Identify each line below containing the string "hide" and copy it.

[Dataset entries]
>> Begin

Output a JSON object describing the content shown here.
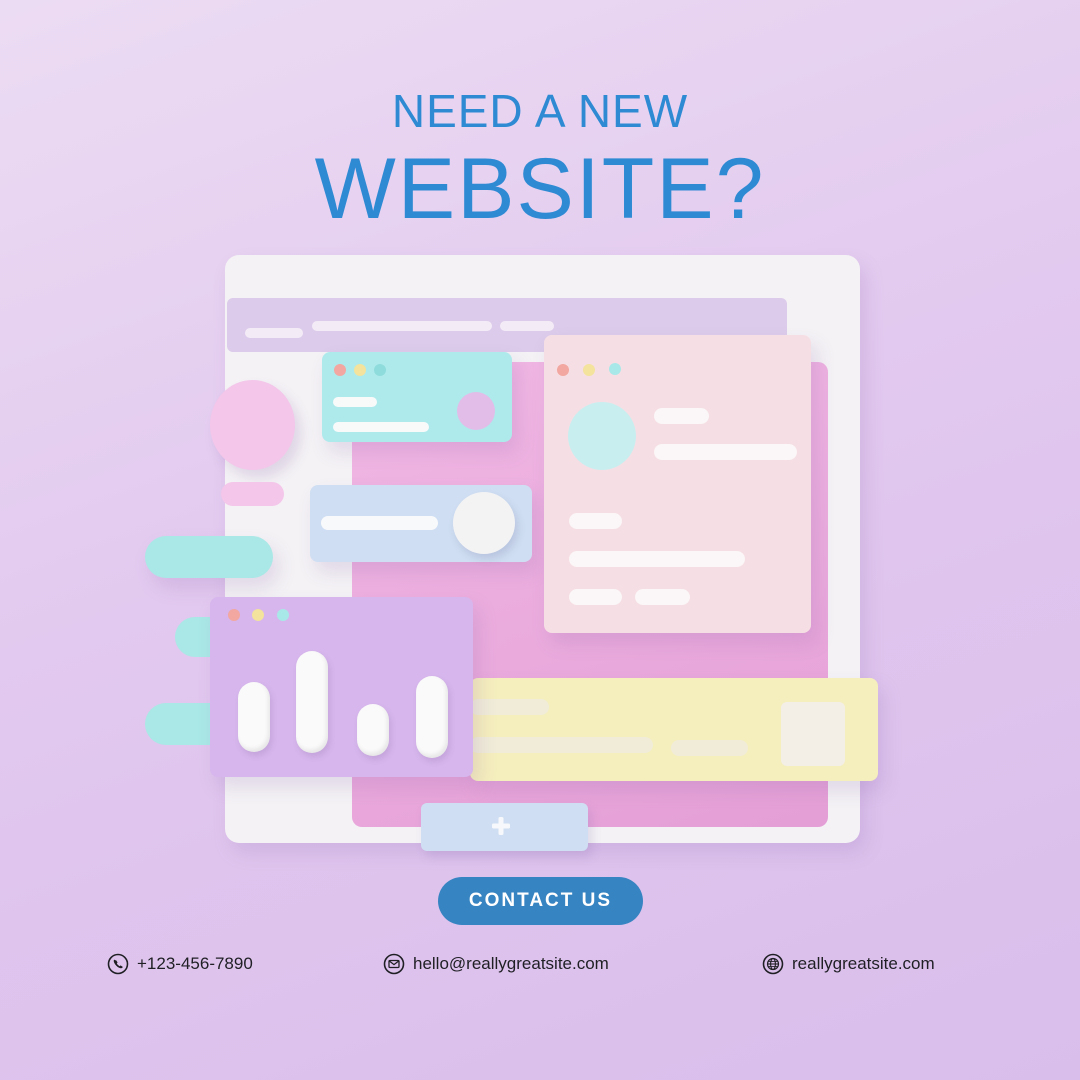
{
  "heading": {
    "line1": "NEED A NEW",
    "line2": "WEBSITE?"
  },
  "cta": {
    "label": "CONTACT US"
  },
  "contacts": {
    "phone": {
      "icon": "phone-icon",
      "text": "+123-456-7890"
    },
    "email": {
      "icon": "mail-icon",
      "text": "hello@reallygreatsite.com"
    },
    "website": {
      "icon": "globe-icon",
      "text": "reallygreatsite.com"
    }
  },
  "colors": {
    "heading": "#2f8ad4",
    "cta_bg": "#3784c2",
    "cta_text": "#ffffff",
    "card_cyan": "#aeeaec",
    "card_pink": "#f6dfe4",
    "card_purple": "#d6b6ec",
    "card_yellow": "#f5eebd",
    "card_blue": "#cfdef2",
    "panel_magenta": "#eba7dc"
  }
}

>> End
>> Begin

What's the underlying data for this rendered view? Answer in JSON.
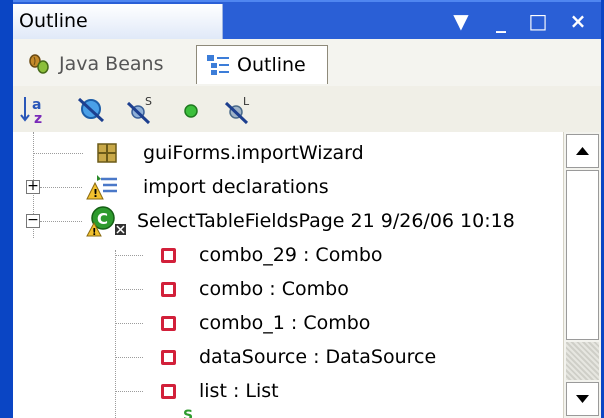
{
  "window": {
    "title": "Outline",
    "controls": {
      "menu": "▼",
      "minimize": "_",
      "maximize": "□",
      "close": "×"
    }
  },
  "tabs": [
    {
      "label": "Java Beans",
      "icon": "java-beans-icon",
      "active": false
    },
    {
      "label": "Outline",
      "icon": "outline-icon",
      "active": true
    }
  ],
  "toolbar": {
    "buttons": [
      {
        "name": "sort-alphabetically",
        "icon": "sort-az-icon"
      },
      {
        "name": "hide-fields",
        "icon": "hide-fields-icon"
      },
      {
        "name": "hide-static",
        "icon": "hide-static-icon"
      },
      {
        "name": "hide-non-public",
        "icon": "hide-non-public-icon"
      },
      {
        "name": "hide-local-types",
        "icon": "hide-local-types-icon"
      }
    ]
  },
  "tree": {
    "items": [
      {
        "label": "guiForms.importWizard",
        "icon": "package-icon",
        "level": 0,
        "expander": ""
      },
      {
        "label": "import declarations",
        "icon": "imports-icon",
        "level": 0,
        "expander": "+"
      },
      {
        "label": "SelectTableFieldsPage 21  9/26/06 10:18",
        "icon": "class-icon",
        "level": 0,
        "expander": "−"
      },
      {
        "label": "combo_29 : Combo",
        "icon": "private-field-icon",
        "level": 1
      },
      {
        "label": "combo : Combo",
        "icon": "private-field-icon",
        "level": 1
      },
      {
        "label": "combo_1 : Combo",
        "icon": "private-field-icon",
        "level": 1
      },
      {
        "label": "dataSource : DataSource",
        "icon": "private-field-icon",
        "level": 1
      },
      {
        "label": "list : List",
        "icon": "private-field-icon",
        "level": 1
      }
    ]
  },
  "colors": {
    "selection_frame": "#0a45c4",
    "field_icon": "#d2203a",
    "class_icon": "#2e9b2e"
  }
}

>> End
>> Begin

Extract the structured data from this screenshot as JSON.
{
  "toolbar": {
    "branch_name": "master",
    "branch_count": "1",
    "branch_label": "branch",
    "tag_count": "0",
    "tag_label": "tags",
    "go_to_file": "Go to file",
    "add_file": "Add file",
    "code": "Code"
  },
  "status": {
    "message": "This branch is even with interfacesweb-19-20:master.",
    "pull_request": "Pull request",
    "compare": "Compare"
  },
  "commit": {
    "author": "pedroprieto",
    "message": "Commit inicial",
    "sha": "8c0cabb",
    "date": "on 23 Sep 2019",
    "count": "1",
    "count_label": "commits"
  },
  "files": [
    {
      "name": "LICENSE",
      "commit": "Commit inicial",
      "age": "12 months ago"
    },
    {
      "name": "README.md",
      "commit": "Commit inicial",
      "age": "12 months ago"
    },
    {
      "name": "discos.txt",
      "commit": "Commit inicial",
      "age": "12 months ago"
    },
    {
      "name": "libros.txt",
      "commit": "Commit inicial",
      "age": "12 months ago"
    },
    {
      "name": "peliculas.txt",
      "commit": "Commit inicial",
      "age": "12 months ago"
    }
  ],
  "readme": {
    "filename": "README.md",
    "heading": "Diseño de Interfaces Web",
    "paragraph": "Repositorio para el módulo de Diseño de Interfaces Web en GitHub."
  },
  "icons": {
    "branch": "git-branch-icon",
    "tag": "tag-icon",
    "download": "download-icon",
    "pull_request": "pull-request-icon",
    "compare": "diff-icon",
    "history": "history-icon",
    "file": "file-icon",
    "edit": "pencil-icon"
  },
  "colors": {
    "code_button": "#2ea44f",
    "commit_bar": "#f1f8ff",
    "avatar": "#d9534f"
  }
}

>> End

● Answer to this task
        "name": "hide-fields",
        "icon": "hide-fields-icon"
        "name": "hide-static",
        "icon": "hide-static-icon"
        "name": "hide-non-public",
        "icon": "hide-non-public-icon"
        "name": "hide-local-types",
        "icon": "hide-local-types-icon"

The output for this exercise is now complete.